** START DATA TO USE **

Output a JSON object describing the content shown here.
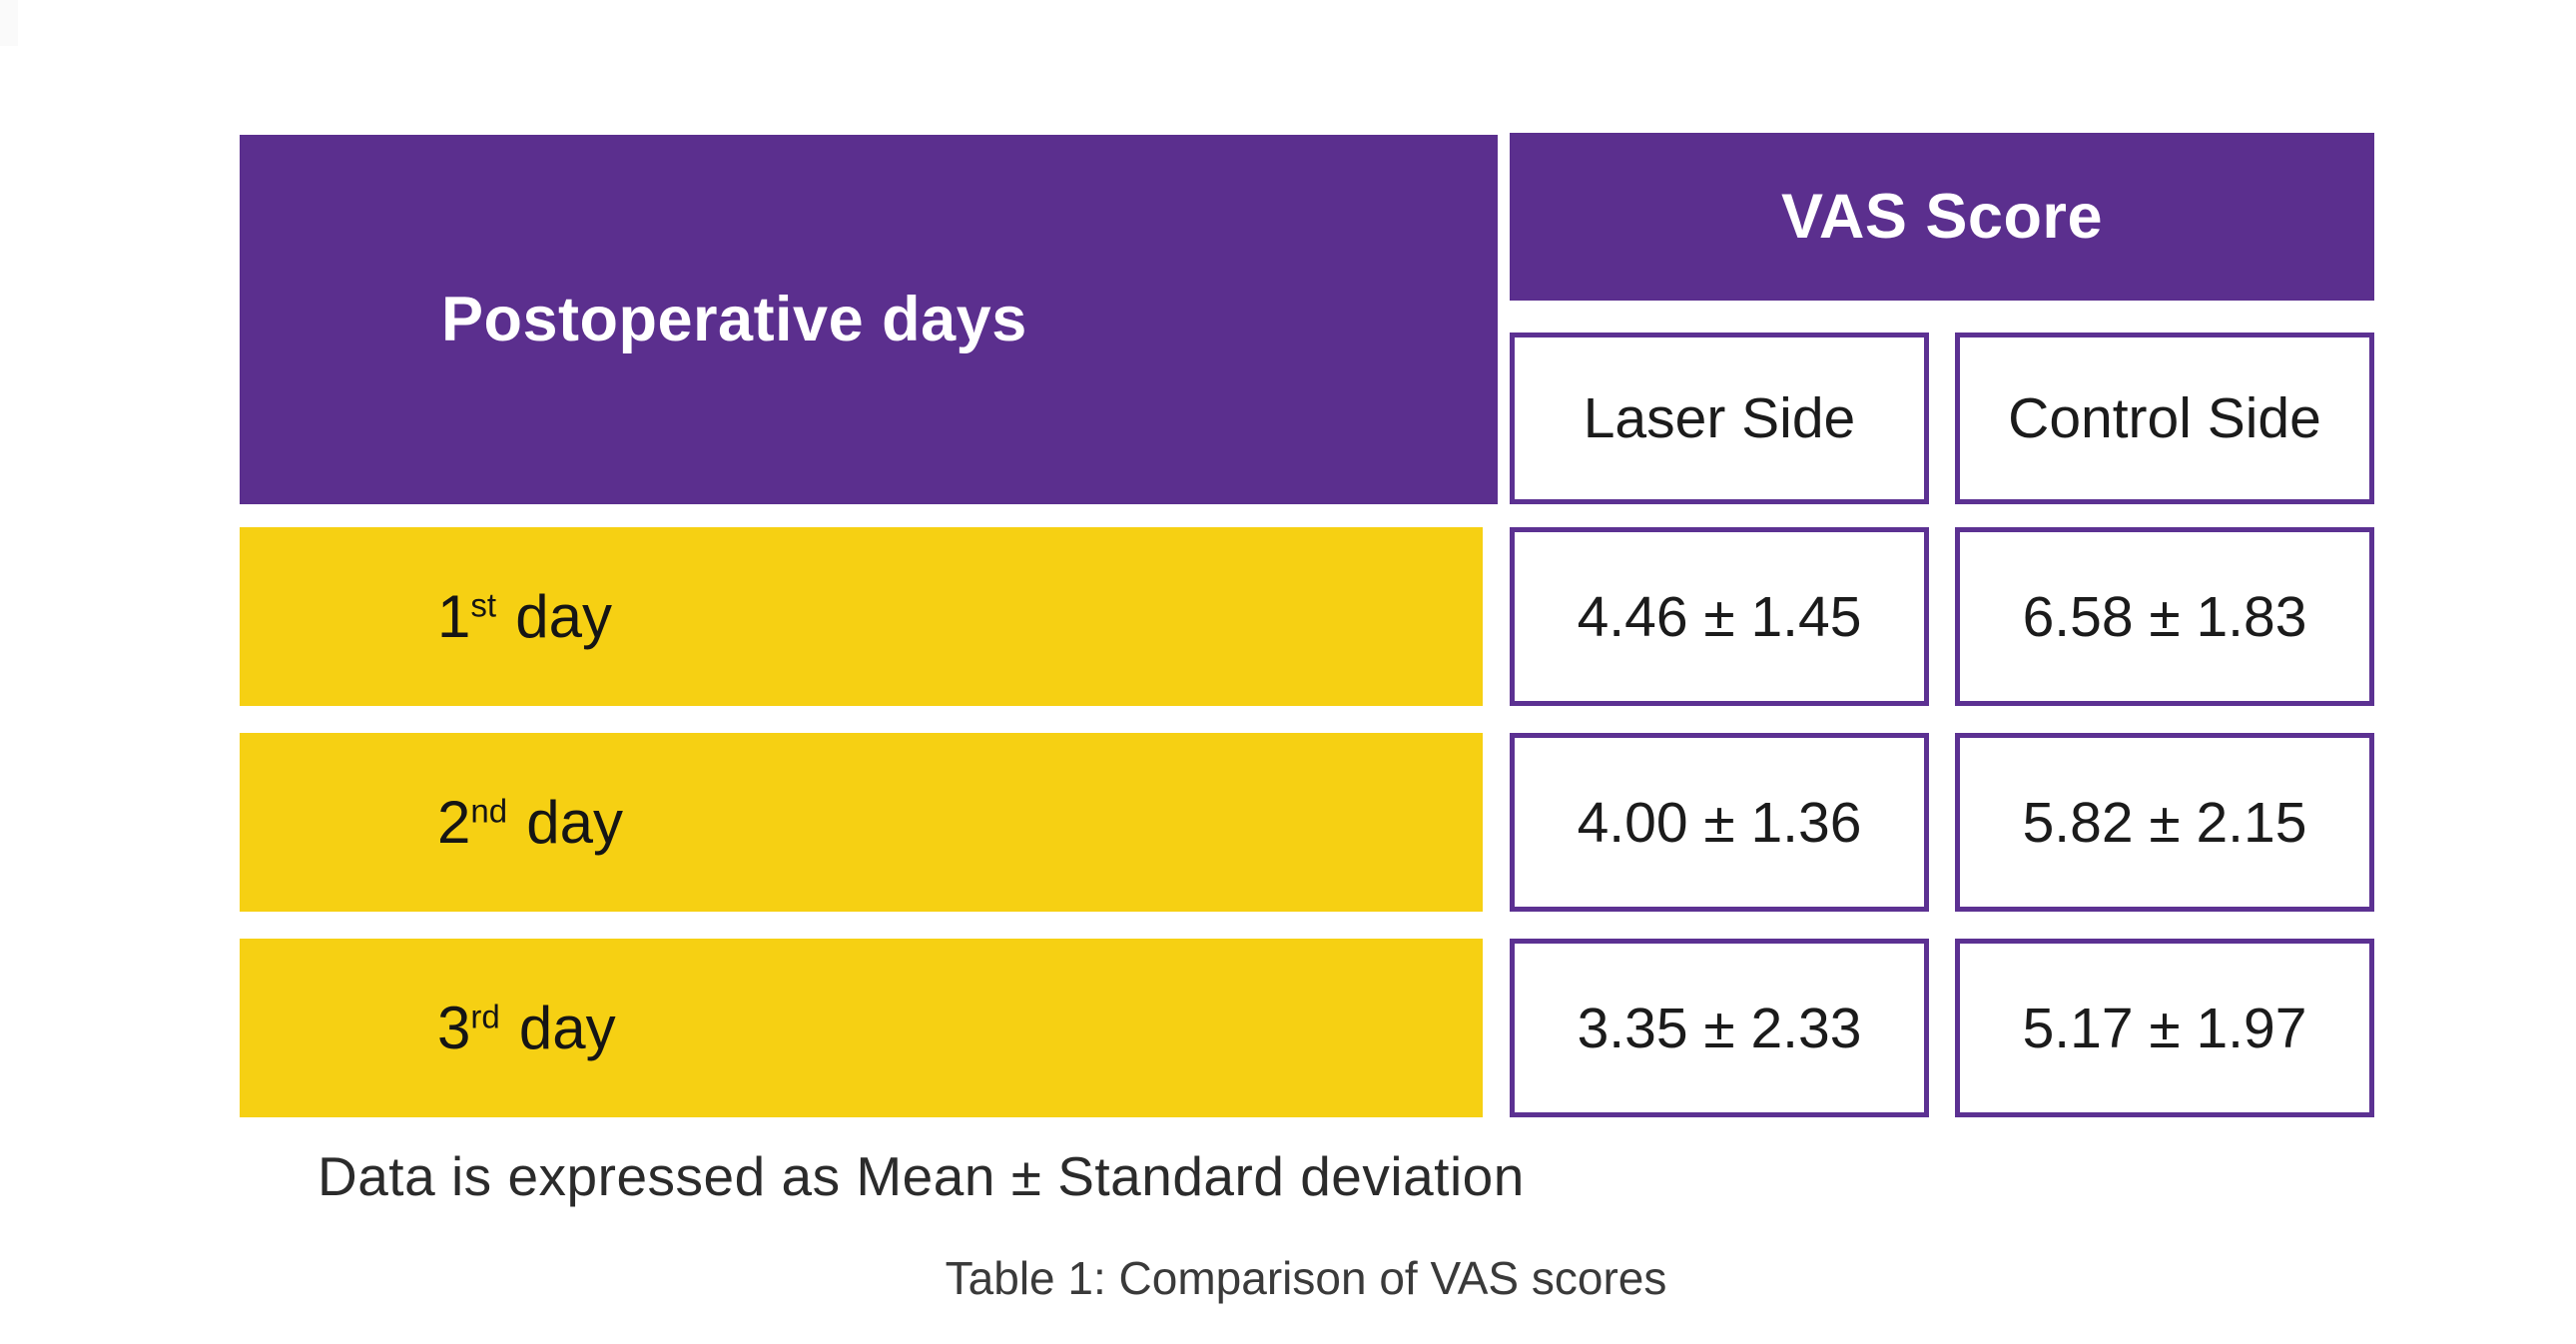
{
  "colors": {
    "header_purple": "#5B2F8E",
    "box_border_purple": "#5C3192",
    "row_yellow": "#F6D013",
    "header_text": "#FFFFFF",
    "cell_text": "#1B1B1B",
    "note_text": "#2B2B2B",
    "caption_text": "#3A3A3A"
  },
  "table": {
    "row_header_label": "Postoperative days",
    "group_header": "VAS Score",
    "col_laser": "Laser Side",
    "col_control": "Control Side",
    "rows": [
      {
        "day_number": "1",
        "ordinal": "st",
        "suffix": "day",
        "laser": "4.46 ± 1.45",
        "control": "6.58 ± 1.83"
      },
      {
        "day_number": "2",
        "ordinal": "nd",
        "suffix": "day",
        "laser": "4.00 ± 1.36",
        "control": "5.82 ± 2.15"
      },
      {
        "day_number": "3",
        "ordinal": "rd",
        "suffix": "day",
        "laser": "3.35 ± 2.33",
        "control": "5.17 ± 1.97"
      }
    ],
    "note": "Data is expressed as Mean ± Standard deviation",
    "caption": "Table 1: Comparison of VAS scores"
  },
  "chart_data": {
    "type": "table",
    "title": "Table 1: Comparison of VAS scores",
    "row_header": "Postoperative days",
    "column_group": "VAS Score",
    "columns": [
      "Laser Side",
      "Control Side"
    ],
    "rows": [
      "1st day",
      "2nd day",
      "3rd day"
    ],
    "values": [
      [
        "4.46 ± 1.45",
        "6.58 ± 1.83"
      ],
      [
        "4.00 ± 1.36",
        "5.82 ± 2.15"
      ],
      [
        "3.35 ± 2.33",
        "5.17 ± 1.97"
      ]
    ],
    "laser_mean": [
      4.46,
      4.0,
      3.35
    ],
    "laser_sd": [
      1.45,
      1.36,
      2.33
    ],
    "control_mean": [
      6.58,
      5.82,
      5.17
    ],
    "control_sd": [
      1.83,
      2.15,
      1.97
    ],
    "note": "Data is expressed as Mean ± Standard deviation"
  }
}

** END DATA TO USE **

## SHORT EXERCISE
Pull every line containing "expressed" out of the records.

## TASK SOLUTION
    "note": "Data is expressed as Mean ± Standard deviation",
    "note": "Data is expressed as Mean ± Standard deviation"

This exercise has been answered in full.